== INSTRUCTIONS FOR THE TASK ==
Give the listing again in full, exactly as written.

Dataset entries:
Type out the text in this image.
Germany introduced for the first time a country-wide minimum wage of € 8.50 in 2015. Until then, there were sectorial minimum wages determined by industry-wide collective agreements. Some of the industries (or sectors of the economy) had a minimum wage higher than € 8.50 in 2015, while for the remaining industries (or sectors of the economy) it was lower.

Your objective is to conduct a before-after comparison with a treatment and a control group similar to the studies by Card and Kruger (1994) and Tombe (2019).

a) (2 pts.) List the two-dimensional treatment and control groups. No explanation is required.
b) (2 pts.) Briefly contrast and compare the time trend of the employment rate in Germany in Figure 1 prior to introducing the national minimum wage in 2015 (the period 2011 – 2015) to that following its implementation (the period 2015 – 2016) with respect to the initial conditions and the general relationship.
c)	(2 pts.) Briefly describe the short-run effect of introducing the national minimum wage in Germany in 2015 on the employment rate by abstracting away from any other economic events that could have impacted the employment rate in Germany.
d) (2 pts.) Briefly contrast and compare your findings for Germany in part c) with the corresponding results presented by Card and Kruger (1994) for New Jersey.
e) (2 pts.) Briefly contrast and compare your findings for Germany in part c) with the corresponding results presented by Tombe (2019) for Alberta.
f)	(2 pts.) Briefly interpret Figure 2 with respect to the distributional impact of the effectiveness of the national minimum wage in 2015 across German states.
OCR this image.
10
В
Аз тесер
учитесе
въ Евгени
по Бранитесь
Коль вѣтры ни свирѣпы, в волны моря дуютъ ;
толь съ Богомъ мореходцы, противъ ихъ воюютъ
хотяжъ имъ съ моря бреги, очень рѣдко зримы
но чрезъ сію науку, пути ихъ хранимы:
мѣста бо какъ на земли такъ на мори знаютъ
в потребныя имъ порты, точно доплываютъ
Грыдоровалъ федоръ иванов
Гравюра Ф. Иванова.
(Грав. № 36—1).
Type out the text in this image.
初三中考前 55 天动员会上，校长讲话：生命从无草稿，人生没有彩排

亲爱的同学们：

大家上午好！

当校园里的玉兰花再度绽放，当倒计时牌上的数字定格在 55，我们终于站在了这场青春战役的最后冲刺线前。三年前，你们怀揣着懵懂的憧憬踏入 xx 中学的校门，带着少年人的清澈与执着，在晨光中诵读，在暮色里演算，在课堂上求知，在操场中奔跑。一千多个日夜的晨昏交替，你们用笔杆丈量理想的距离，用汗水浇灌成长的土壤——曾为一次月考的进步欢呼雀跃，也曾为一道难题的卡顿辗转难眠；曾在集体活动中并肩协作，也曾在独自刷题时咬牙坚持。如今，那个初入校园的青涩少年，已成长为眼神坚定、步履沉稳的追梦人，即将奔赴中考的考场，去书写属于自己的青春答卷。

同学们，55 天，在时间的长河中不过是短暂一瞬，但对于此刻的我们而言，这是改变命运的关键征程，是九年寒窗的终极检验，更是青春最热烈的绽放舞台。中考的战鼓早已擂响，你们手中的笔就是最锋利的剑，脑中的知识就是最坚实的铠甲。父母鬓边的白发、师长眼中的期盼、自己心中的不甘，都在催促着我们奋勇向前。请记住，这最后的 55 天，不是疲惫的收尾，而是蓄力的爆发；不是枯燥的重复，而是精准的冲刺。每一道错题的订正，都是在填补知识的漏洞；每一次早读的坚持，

== WRITTEN RESPONSE ==
Type out the text in this image.
Germany introduced for the first time a country-wide minimum wage of € 8.50 in 2015. Until then, there were sectorial minimum wages determined by industry-wide collective agreements. Some of the industries (or sectors of the economy) had a minimum wage higher than € 8.50 in 2015, while for the remaining industries (or sectors of the economy) it was lower.

Your objective is to conduct a before-after comparison with a treatment and a control group similar to the studies by Card and Kruger (1994) and Tombe (2019).

a) (2 pts.) List the two-dimensional treatment and control groups. No explanation is required.
b) (2 pts.) Briefly contrast and compare the time trend of the employment rate in Germany in Figure 1 prior to introducing the national minimum wage in 2015 (the period 2011 – 2015) to that following its implementation (the period 2015 – 2016) with respect to the initial conditions and the general relationship.
c)	(2 pts.) Briefly describe the short-run effect of introducing the national minimum wage in Germany in 2015 on the employment rate by abstracting away from any other economic events that could have impacted the employment rate in Germany.
d) (2 pts.) Briefly contrast and compare your findings for Germany in part c) with the corresponding results presented by Card and Kruger (1994) for New Jersey.
e) (2 pts.) Briefly contrast and compare your findings for Germany in part c) with the corresponding results presented by Tombe (2019) for Alberta.
f)	(2 pts.) Briefly interpret Figure 2 with respect to the distributional impact of the effectiveness of the national minimum wage in 2015 across German states.
OCR this image.
10
В
Аз тесер
учитесе
въ Евгени
по Бранитесь
Коль вѣтры ни свирѣпы, в волны моря дуютъ ;
толь съ Богомъ мореходцы, противъ ихъ воюютъ
хотяжъ имъ съ моря бреги, очень рѣдко зримы
но чрезъ сію науку, пути ихъ хранимы:
мѣста бо какъ на земли такъ на мори знаютъ
в потребныя имъ порты, точно доплываютъ
Грыдоровалъ федоръ иванов
Гравюра Ф. Иванова.
(Грав. № 36—1).
Type out the text in this image.
初三中考前 55 天动员会上，校长讲话：生命从无草稿，人生没有彩排

亲爱的同学们：

大家上午好！

当校园里的玉兰花再度绽放，当倒计时牌上的数字定格在 55，我们终于站在了这场青春战役的最后冲刺线前。三年前，你们怀揣着懵懂的憧憬踏入 xx 中学的校门，带着少年人的清澈与执着，在晨光中诵读，在暮色里演算，在课堂上求知，在操场中奔跑。一千多个日夜的晨昏交替，你们用笔杆丈量理想的距离，用汗水浇灌成长的土壤——曾为一次月考的进步欢呼雀跃，也曾为一道难题的卡顿辗转难眠；曾在集体活动中并肩协作，也曾在独自刷题时咬牙坚持。如今，那个初入校园的青涩少年，已成长为眼神坚定、步履沉稳的追梦人，即将奔赴中考的考场，去书写属于自己的青春答卷。

同学们，55 天，在时间的长河中不过是短暂一瞬，但对于此刻的我们而言，这是改变命运的关键征程，是九年寒窗的终极检验，更是青春最热烈的绽放舞台。中考的战鼓早已擂响，你们手中的笔就是最锋利的剑，脑中的知识就是最坚实的铠甲。父母鬓边的白发、师长眼中的期盼、自己心中的不甘，都在催促着我们奋勇向前。请记住，这最后的 55 天，不是疲惫的收尾，而是蓄力的爆发；不是枯燥的重复，而是精准的冲刺。每一道错题的订正，都是在填补知识的漏洞；每一次早读的坚持，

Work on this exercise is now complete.